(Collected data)
>>>>
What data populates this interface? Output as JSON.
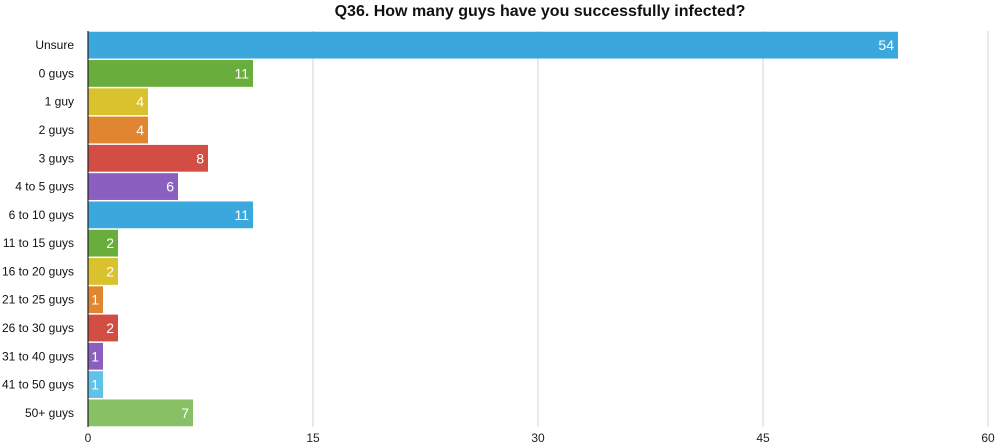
{
  "chart_data": {
    "type": "bar",
    "orientation": "horizontal",
    "title": "Q36. How many guys have you successfully infected?",
    "xlabel": "",
    "ylabel": "",
    "categories": [
      "Unsure",
      "0 guys",
      "1 guy",
      "2 guys",
      "3 guys",
      "4 to 5 guys",
      "6 to 10 guys",
      "11 to 15 guys",
      "16 to 20 guys",
      "21 to 25 guys",
      "26 to 30 guys",
      "31 to 40 guys",
      "41 to 50 guys",
      "50+ guys"
    ],
    "values": [
      54,
      11,
      4,
      4,
      8,
      6,
      11,
      2,
      2,
      1,
      2,
      1,
      1,
      7
    ],
    "value_labels": [
      "54",
      "11",
      "4",
      "4",
      "8",
      "6",
      "11",
      "2",
      "2",
      "1",
      "2",
      "1",
      "1",
      "7"
    ],
    "colors": [
      "#3aa8dc",
      "#69ad3c",
      "#d9c22e",
      "#e08630",
      "#d24e45",
      "#8a5fbf",
      "#3aa8dc",
      "#69ad3c",
      "#d9c22e",
      "#e08630",
      "#d24e45",
      "#8a5fbf",
      "#5fc2e8",
      "#88c065"
    ],
    "xlim": [
      0,
      60
    ],
    "xticks": [
      0,
      15,
      30,
      45,
      60
    ],
    "xtick_labels": [
      "0",
      "15",
      "30",
      "45",
      "60"
    ],
    "grid": true,
    "legend": "none"
  }
}
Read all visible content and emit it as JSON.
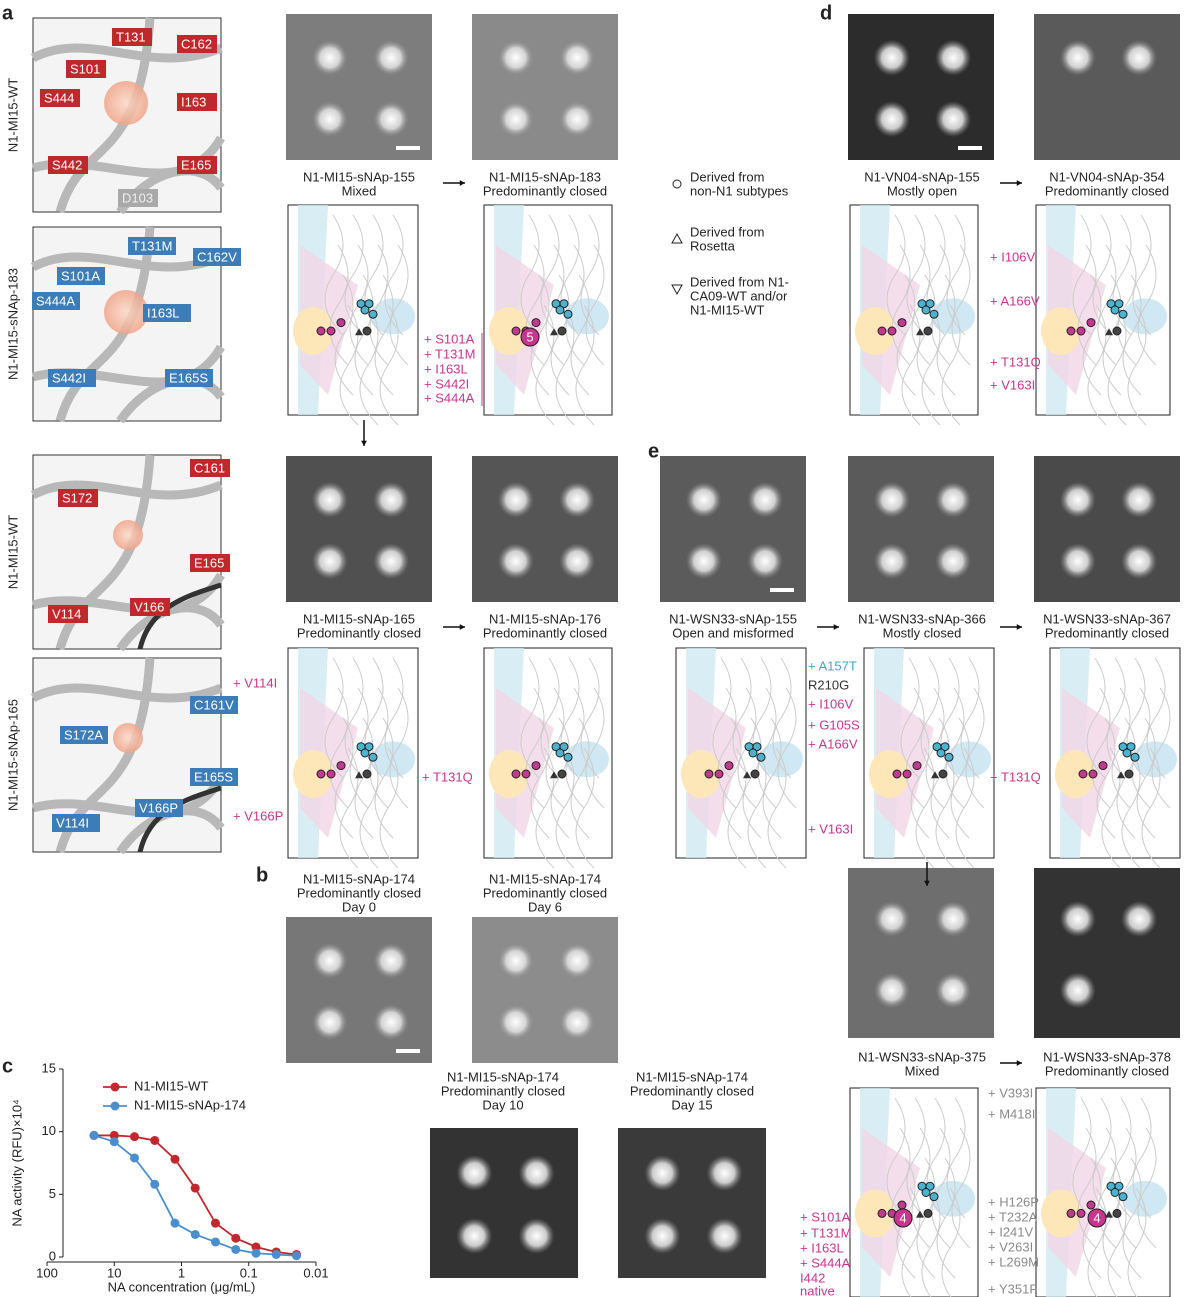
{
  "panel_labels": [
    "a",
    "b",
    "c",
    "d",
    "e"
  ],
  "structures": [
    {
      "label": "N1-MI15-WT",
      "residues": [
        "T131",
        "C162",
        "S101",
        "I163",
        "S444",
        "S442",
        "E165",
        "D103"
      ]
    },
    {
      "label": "N1-MI15-sNAp-183",
      "residues": [
        "T131M",
        "C162V",
        "S101A",
        "S444A",
        "I163L",
        "S442I",
        "E165S"
      ]
    },
    {
      "label": "N1-MI15-WT",
      "residues": [
        "C161",
        "S172",
        "E165",
        "V114",
        "V166"
      ]
    },
    {
      "label": "N1-MI15-sNAp-165",
      "residues": [
        "C161V",
        "S172A",
        "E165S",
        "V114I",
        "V166P"
      ]
    }
  ],
  "classes": [
    {
      "lines": [
        "N1-MI15-sNAp-155",
        "Mixed"
      ]
    },
    {
      "lines": [
        "N1-MI15-sNAp-183",
        "Predominantly closed"
      ]
    },
    {
      "lines": [
        "N1-VN04-sNAp-155",
        "Mostly open"
      ]
    },
    {
      "lines": [
        "N1-VN04-sNAp-354",
        "Predominantly closed"
      ]
    },
    {
      "lines": [
        "N1-MI15-sNAp-165",
        "Predominantly closed"
      ]
    },
    {
      "lines": [
        "N1-MI15-sNAp-176",
        "Predominantly closed"
      ]
    },
    {
      "lines": [
        "N1-WSN33-sNAp-155",
        "Open and misformed"
      ]
    },
    {
      "lines": [
        "N1-WSN33-sNAp-366",
        "Mostly closed"
      ]
    },
    {
      "lines": [
        "N1-WSN33-sNAp-367",
        "Predominantly closed"
      ]
    },
    {
      "lines": [
        "N1-MI15-sNAp-174",
        "Predominantly closed",
        "Day 0"
      ]
    },
    {
      "lines": [
        "N1-MI15-sNAp-174",
        "Predominantly closed",
        "Day 6"
      ]
    },
    {
      "lines": [
        "N1-MI15-sNAp-174",
        "Predominantly closed",
        "Day 10"
      ]
    },
    {
      "lines": [
        "N1-MI15-sNAp-174",
        "Predominantly closed",
        "Day 15"
      ]
    },
    {
      "lines": [
        "N1-WSN33-sNAp-375",
        "Mixed"
      ]
    },
    {
      "lines": [
        "N1-WSN33-sNAp-378",
        "Predominantly closed"
      ]
    }
  ],
  "legend": [
    {
      "lines": [
        "Derived from",
        "non-N1 subtypes"
      ]
    },
    {
      "lines": [
        "Derived from",
        "Rosetta"
      ]
    },
    {
      "lines": [
        "Derived from N1-",
        "CA09-WT and/or",
        "N1-MI15-WT"
      ]
    }
  ],
  "mutations": [
    {
      "items": [
        "+ S101A",
        "+ T131M",
        "+ I163L",
        "+ S442I",
        "+ S444A"
      ],
      "badge": 5
    },
    {
      "items": [
        "+ I106V",
        "+ A166V",
        "+ T131Q",
        "+ V163I"
      ]
    },
    {
      "items": [
        "+ V114I",
        "+ V166P"
      ]
    },
    {
      "items": [
        "+ T131Q"
      ]
    },
    {
      "items": [
        "+ A157T",
        "R210G",
        "+ I106V",
        "+ G105S",
        "+ A166V",
        "+ V163I"
      ]
    },
    {
      "items": [
        "+ T131Q"
      ]
    },
    {
      "items": [
        "+ S101A",
        "+ T131M",
        "+ I163L",
        "+ S444A",
        "I442",
        "native"
      ],
      "badge": 4
    },
    {
      "items": [
        "+ V393I",
        "+ M418I",
        "+ H126P",
        "+ T232A",
        "+ I241V",
        "+ V263I",
        "+ L269M",
        "+ Y351F"
      ],
      "badge": 4
    }
  ],
  "chart_data": {
    "type": "line",
    "xlabel": "NA concentration (μg/mL)",
    "ylabel": "NA activity (RFU)×10⁴",
    "x": [
      20,
      10,
      5,
      2.5,
      1.25,
      0.625,
      0.3125,
      0.156,
      0.078,
      0.039,
      0.0195
    ],
    "series": [
      {
        "name": "N1-MI15-WT",
        "color": "#c1272d",
        "values": [
          9.7,
          9.7,
          9.6,
          9.3,
          7.8,
          5.5,
          2.7,
          1.5,
          0.8,
          0.4,
          0.2
        ]
      },
      {
        "name": "N1-MI15-sNAp-174",
        "color": "#4a8fcc",
        "values": [
          9.7,
          9.2,
          7.9,
          5.8,
          2.7,
          1.8,
          1.2,
          0.6,
          0.3,
          0.2,
          0.1
        ]
      }
    ],
    "xscale": "log",
    "xlim": [
      100,
      0.01
    ],
    "xticks": [
      100,
      10,
      1,
      0.1,
      0.01
    ],
    "ylim": [
      0,
      15
    ],
    "yticks": [
      0,
      5,
      10,
      15
    ],
    "legend": "upper left"
  }
}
<<<<
» WRITTEN TASK
State the count of lines with the word "xlabel" in them, and write nothing else.

» RESULT
2